* _Task directions_
Filter for the word "henri" and keep each matching line.

****************

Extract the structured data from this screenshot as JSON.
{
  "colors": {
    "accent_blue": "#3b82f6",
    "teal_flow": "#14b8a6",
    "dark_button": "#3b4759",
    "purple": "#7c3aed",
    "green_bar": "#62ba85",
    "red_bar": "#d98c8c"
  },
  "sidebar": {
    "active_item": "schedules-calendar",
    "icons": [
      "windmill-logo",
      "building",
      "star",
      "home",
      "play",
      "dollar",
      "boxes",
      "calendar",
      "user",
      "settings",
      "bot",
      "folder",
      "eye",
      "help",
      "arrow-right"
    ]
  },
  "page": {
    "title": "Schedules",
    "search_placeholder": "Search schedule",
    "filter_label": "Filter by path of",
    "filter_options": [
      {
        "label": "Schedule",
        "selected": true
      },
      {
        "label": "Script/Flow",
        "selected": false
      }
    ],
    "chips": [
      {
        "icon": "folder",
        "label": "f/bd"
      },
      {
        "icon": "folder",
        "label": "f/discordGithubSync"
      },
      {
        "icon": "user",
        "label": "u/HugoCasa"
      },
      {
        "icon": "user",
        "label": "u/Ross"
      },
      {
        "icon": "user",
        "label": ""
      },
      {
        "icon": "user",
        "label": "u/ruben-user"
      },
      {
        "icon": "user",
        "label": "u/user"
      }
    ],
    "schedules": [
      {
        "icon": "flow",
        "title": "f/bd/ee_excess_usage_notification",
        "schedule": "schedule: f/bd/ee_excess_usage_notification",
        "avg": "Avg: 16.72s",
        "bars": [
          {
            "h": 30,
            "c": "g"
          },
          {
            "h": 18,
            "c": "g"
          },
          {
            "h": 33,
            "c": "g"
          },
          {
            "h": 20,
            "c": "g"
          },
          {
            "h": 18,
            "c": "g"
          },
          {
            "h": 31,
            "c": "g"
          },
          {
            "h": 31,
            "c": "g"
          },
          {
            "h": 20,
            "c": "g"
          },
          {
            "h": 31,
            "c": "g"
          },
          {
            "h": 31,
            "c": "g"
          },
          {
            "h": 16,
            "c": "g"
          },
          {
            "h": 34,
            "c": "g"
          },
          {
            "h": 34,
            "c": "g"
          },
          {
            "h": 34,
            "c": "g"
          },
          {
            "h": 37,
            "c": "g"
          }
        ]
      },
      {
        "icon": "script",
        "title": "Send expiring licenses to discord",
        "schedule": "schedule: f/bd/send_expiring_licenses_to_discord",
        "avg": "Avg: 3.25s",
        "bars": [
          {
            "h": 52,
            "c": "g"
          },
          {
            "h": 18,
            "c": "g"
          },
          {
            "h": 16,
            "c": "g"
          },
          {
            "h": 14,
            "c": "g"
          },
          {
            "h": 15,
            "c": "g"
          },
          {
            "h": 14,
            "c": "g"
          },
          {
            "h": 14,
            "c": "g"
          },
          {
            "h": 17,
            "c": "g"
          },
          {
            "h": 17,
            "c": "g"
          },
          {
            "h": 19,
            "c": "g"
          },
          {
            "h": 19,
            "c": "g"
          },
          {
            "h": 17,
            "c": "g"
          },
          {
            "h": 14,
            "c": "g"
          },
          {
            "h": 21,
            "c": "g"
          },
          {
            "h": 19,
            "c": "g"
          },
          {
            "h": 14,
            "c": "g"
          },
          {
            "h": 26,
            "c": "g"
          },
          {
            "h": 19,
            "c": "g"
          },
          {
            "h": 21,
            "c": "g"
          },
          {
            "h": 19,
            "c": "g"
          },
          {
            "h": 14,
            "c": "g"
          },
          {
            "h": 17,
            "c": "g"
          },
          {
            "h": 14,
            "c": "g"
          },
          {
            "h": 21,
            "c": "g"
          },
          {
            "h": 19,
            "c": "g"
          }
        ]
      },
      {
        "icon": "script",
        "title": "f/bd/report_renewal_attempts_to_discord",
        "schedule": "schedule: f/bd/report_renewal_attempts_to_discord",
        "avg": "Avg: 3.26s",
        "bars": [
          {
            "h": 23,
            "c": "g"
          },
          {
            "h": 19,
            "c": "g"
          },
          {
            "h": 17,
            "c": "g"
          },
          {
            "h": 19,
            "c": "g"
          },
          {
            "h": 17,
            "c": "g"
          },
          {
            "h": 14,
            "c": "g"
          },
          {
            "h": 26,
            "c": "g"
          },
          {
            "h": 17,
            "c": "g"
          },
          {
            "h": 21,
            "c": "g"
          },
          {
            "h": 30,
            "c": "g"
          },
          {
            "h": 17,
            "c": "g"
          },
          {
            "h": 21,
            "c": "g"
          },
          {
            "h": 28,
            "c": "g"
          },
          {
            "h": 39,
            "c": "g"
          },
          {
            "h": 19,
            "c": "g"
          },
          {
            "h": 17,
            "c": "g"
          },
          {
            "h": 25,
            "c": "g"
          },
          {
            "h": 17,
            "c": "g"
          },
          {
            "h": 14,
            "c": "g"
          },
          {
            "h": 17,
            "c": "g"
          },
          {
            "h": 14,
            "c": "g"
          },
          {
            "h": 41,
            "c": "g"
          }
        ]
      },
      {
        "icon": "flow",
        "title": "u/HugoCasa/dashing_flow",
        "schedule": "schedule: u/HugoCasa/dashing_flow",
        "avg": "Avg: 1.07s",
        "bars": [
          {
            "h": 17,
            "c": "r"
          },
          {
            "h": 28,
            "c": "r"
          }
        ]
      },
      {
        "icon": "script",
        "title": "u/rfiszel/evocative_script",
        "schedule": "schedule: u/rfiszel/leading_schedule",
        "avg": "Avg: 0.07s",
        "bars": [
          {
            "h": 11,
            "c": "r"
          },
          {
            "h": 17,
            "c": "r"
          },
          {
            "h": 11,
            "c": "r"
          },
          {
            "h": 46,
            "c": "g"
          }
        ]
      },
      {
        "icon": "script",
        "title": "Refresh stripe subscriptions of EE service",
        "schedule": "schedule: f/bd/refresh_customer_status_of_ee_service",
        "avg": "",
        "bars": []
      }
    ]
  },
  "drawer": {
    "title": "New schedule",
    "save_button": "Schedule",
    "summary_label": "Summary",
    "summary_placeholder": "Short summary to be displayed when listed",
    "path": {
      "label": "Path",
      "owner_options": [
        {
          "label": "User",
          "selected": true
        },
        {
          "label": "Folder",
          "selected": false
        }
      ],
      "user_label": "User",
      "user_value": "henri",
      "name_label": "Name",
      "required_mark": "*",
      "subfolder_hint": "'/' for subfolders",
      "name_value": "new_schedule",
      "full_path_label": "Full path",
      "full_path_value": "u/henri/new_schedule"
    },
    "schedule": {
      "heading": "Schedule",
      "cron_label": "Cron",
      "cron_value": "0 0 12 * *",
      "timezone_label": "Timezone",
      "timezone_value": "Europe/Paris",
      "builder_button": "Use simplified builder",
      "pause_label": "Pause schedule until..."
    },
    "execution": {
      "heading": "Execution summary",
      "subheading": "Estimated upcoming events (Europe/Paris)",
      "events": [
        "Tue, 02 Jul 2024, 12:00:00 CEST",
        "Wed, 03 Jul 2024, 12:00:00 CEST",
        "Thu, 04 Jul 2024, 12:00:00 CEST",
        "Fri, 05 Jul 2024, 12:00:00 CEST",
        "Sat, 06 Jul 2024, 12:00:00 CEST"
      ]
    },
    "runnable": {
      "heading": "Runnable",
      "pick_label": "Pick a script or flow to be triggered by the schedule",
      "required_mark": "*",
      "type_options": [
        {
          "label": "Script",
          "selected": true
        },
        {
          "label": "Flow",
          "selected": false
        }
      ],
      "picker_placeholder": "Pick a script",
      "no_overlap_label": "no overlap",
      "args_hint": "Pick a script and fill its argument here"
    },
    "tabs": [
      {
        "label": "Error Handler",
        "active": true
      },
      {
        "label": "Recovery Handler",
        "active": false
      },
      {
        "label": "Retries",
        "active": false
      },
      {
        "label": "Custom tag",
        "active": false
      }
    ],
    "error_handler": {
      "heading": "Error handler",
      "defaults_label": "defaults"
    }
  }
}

****************

* _Exercise result_
      "user_value": "henri",
      "full_path_value": "u/henri/new_schedule"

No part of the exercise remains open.